◆ **Records provided**:
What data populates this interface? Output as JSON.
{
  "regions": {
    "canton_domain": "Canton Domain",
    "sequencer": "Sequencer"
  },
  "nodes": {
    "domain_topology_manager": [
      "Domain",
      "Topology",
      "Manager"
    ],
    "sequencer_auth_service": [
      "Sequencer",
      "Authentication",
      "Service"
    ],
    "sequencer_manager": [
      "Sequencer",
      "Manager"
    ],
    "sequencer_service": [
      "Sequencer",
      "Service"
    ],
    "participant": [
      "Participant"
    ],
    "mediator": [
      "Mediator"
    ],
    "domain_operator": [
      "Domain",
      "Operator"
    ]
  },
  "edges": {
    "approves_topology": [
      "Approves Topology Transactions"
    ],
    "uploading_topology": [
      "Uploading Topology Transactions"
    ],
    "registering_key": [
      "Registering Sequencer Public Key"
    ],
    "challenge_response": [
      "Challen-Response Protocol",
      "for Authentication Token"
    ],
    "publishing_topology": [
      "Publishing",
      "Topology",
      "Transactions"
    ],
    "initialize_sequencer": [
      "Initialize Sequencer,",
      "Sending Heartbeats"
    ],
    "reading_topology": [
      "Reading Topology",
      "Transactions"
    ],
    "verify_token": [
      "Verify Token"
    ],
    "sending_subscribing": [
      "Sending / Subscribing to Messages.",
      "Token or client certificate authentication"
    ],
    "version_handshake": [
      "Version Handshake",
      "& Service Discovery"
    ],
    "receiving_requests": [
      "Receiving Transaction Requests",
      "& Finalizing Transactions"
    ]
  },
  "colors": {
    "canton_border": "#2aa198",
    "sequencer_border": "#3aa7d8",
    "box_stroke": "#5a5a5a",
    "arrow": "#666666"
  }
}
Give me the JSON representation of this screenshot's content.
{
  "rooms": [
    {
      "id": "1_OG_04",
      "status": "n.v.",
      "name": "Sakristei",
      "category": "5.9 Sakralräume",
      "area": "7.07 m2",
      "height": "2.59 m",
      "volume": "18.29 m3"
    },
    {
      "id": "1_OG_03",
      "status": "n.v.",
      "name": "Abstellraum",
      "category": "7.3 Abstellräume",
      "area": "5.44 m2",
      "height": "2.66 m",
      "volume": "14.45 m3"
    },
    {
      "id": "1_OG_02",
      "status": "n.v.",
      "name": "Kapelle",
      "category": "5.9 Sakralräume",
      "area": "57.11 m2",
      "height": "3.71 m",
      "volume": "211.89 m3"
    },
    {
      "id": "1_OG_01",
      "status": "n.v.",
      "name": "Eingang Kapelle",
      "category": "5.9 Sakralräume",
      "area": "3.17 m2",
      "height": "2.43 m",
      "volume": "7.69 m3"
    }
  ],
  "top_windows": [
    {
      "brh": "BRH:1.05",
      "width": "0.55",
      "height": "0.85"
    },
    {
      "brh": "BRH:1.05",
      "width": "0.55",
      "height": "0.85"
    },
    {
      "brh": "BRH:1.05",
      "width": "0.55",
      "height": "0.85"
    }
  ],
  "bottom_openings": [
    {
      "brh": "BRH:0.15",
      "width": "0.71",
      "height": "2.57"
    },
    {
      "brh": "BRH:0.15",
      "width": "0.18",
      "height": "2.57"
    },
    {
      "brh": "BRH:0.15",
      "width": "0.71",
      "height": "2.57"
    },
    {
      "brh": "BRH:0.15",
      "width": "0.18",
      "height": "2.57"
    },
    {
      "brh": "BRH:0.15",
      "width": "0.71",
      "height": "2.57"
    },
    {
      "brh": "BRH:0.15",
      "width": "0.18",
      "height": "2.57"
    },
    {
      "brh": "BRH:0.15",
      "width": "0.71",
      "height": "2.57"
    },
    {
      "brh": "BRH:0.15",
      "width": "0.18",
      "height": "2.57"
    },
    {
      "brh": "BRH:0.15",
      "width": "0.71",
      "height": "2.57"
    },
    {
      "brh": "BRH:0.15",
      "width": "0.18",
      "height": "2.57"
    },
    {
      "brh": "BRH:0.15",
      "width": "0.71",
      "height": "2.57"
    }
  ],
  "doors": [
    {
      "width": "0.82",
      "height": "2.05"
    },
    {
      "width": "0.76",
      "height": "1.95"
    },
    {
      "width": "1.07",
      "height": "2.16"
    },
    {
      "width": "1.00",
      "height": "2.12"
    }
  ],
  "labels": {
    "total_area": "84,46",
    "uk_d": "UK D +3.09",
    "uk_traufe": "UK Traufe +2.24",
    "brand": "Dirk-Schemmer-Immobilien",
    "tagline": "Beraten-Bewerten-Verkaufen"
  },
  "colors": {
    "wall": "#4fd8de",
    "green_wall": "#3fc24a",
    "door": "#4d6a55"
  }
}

...

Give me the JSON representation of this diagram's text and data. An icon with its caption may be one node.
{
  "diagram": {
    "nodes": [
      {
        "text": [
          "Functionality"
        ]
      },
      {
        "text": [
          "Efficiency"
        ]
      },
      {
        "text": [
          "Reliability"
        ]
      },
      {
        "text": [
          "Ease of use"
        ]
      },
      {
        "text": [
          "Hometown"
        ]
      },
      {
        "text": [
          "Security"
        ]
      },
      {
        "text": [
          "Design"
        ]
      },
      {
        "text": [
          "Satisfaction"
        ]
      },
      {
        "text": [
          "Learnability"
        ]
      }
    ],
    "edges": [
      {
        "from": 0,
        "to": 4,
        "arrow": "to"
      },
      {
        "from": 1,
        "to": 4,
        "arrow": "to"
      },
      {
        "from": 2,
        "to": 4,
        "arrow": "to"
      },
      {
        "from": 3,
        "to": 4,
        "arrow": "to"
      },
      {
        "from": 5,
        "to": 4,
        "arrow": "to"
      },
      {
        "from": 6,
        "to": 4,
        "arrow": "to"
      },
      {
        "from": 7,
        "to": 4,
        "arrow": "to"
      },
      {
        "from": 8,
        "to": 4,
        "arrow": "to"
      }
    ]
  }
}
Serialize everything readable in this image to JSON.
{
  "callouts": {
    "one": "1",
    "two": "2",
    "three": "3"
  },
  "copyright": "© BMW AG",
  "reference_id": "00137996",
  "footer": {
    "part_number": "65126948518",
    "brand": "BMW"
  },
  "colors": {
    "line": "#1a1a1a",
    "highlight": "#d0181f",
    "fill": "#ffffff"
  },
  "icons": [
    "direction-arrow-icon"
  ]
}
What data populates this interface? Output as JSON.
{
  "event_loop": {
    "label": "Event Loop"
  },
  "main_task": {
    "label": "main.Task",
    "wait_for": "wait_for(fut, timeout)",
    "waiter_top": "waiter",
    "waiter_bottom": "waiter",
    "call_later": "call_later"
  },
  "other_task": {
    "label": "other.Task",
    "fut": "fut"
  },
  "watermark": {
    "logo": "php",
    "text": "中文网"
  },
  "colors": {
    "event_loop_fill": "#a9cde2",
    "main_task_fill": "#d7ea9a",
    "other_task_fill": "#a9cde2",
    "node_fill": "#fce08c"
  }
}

◆ **Stated goal**: Check each line of the records above for "from", and copy those that have it.

◆ **The answer**:
        "from": 0,
        "from": 1,
        "from": 2,
        "from": 3,
        "from": 5,
        "from": 6,
        "from": 7,
        "from": 8,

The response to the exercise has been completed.